Stored records:
__________________________________________________
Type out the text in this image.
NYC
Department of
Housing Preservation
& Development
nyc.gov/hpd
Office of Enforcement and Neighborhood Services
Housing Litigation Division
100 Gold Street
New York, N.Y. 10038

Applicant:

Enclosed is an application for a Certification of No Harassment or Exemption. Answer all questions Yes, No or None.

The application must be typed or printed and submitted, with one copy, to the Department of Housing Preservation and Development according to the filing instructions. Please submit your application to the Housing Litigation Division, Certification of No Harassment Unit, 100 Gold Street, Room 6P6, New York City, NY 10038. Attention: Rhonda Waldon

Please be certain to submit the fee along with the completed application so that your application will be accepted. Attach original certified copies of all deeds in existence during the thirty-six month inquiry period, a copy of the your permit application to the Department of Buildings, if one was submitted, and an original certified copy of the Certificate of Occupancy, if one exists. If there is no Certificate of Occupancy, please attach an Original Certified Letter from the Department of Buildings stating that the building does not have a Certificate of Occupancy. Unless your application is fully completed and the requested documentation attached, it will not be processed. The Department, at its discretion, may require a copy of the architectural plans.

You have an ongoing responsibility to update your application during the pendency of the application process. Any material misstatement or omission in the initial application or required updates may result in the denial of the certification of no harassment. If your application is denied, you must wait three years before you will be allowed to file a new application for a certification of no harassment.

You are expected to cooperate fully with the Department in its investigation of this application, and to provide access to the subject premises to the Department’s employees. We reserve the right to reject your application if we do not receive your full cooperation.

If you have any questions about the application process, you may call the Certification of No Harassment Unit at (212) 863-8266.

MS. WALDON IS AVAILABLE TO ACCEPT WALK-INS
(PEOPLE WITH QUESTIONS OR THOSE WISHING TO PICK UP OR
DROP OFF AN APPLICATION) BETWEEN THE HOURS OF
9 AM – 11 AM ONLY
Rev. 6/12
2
__________________________________________________
**EXERCISE AIM**
Where a line holds "Litigation", copy that line.

**COMPLETED EXERCISE**
Housing Litigation Division
The application must be typed or printed and submitted, with one copy, to the Department of Housing Preservation and Development according to the filing instructions. Please submit your application to the Housing Litigation Division, Certification of No Harassment Unit, 100 Gold Street, Room 6P6, New York City, NY 10038. Attention: Rhonda Waldon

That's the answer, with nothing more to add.